9 janvier 2022

Temps de lecture : 10 min

« NFT et métavers, des opportunités incontestables pour le luxe », Stéphane Galienni (Balistikart)

BLSTK, le bureau de tendances de l’agence Balistik # Art, lance deux études : la première WTF THE NFT décrypte le phénomène des "jetons non fongibles" au travers de 50 cas d’études NFT appliqués aux différents univers du luxe. La deuxième, « Meta-Luxury 3.0 » sortira à la mi-février, avec une prise de recul sur le concept de « Métavers ». Stéphane Galienni, co-fondateur de Balistikart et directeur des deux études, nous livre en exclusivité quelques insights. 
INfluencia: vous venez de publier une étude WTF THE NFT. Pouvez-vous nous rappeler brièvement, ce que sont les NFTs et le monde métavers ?

Stéphane Galienni : La technologie NFT est l’arbre qui cache la forêt d’un nouveau paradigme, le web 3.0, symboliquement représenté par un nouvel environnement digital, le métavers. Un NFT est l’acronyme de Non-Fungible Token – jeton non fongible dans la langue de Molière – qui désigne une signature cryptographique unique associée à un objet numérique ou physique, encodée et stockée dans une blockchain, donc infalsifiable. Si le phénomène génère autant d’appréhension et de débat, le concept est néanmoins équivalent à des principes connus dans le monde réel : l’acte de propriété immobilière, le certificat d’authenticité en art, le poinçon de Genève en Haute-Horlogerie, pour ne citer que quelques exemples.

**Matériel fourni:**
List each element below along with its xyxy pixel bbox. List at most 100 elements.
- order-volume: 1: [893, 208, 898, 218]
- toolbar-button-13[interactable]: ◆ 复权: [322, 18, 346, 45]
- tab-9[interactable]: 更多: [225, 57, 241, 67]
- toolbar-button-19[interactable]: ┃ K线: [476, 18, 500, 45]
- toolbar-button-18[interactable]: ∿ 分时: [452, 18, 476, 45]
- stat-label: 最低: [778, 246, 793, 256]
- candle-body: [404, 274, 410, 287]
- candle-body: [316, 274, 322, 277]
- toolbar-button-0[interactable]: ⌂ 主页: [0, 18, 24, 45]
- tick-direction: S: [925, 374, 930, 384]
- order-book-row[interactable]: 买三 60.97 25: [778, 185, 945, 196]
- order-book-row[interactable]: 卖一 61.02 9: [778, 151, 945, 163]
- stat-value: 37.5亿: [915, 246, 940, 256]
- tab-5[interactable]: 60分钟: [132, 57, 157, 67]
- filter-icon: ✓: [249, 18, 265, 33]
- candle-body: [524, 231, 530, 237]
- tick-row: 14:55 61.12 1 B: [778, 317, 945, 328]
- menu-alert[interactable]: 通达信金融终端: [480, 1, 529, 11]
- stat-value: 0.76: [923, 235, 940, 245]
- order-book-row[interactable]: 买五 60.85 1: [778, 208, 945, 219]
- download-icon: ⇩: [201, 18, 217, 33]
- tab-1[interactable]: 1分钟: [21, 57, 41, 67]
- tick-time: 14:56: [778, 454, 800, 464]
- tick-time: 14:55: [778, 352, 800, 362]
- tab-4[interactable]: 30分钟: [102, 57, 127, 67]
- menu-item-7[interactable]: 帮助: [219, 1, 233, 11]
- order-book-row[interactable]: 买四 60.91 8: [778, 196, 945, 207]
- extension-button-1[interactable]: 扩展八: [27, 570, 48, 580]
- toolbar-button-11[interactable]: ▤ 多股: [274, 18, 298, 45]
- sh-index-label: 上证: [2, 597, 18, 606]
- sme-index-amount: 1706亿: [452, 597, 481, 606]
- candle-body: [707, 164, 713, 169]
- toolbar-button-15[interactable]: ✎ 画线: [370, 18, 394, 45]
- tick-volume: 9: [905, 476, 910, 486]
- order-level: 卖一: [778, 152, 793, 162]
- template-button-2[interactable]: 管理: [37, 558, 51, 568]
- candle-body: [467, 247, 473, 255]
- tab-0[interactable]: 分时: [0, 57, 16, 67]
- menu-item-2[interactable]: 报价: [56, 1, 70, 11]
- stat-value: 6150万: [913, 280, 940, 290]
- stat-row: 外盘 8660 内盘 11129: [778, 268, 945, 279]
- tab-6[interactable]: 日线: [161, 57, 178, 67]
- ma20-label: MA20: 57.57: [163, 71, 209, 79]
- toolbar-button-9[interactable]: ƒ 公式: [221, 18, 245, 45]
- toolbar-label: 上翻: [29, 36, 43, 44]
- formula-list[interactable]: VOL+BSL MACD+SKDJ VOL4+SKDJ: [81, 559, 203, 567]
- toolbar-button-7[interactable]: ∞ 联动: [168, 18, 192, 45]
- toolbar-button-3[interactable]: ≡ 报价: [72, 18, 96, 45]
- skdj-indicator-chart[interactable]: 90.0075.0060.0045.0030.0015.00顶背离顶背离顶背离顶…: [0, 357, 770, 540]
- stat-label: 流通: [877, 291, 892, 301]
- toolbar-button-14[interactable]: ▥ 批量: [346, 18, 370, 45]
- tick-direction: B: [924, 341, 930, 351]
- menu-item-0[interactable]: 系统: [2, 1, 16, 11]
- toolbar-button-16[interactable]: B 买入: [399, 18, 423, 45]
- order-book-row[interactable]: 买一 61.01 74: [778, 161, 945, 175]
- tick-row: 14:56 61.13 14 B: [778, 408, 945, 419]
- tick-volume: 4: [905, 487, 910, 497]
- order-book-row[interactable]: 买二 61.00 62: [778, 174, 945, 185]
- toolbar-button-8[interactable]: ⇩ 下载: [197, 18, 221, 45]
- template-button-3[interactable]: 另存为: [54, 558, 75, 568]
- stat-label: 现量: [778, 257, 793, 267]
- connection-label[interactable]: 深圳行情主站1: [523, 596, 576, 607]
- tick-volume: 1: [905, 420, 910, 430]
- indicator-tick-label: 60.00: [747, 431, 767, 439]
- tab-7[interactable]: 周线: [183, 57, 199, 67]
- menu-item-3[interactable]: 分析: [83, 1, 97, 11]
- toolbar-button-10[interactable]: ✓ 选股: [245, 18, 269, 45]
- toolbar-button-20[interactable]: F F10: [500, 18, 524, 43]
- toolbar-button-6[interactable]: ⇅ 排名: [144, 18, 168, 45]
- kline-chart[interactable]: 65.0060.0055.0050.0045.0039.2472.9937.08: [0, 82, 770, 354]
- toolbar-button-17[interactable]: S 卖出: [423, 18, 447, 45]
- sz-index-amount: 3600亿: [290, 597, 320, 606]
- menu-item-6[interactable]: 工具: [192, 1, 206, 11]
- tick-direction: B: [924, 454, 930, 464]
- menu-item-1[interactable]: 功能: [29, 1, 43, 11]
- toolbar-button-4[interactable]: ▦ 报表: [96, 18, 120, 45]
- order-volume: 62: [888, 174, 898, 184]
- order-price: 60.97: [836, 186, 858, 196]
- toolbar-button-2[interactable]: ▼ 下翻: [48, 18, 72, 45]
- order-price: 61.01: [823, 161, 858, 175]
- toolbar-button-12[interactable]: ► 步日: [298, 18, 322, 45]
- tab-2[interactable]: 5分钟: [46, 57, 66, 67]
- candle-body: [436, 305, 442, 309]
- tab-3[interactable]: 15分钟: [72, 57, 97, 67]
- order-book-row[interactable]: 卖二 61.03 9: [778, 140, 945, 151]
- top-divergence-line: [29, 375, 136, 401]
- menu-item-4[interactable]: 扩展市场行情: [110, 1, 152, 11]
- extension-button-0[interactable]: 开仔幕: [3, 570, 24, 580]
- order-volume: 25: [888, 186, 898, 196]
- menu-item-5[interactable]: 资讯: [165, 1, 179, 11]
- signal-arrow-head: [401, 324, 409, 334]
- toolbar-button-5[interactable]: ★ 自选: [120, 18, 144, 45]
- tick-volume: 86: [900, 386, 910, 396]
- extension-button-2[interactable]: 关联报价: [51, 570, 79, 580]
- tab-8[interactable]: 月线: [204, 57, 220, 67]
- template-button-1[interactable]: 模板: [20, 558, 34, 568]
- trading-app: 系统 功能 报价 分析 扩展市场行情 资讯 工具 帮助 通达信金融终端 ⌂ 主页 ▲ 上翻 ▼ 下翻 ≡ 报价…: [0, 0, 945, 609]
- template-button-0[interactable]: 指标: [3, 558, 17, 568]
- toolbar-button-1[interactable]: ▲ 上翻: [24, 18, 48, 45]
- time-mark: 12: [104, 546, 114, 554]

**Tâche donnée 1:** Résumez en deux phrases l'entretien sur les NFT et le luxe.
**Tâche donnée 2:** Poursuivez l'entretien sur les NFT et le luxe là où il s'arrête.

**Résultat 1:** Le bureau de tendances BLSTK, de l'agence Balistik # Art, lance deux études : WTF THE NFT, qui analyse les NFT à travers 50 cas appliqués au luxe, et « Meta-Luxury 3.0 », attendue à la mi-février, consacrée au métavers. Stéphane Galienni, co-fondateur de Balistikart, y définit le NFT comme une signature cryptographique unique et infalsifiable stockée dans une blockchain, qu'il compare au certificat d'authenticité en art ou au poinçon de Genève en Haute-Horlogerie.

**Résultat 2:**
Ce qui en revanche est relativement nouveau, c’est que ce « certificat numérique » NFT permet d’authentifier la version originale d’un fichier – JPG ou GIF, par exemple – ou autres « assets digitaux » face à ses innombrables copies, par définition multipliables à l’infini dans les échanges de données informatiques. 

Le terme Metavers a été inventé par l’auteur de science-fiction Neal Stephenson au début des années 90

Le « Métavers » est l’autre « buzzword » de l’année 2021, notamment depuis l’annonce faite par Mark Zuckerberg, qui restructure toutes ses activités sous une nouvelle marque ombrelle, baptisée « Meta ». Le terme en lui-même associe deux notions complémentaires, « Méta » et « Univers », pour décrire un espace virtuel et fictif, qui se situe littéralement « au-delà du monde réel ». Le terme a été inventé par l’auteur de science-fiction Neal Stephenson au début des années 90, mais le concept a largement été transposé au cinéma, de Tron à Matrix, en passant par Ready Player One. De la fiction à la réalité, on peut considérer que la plateforme « Second Life » créée en 2003 est historiquement le premier métavers de l’histoire du web. 

IN. : les métavers et les NFT sont-ils l’avenir du luxe? Pour quelles raisons?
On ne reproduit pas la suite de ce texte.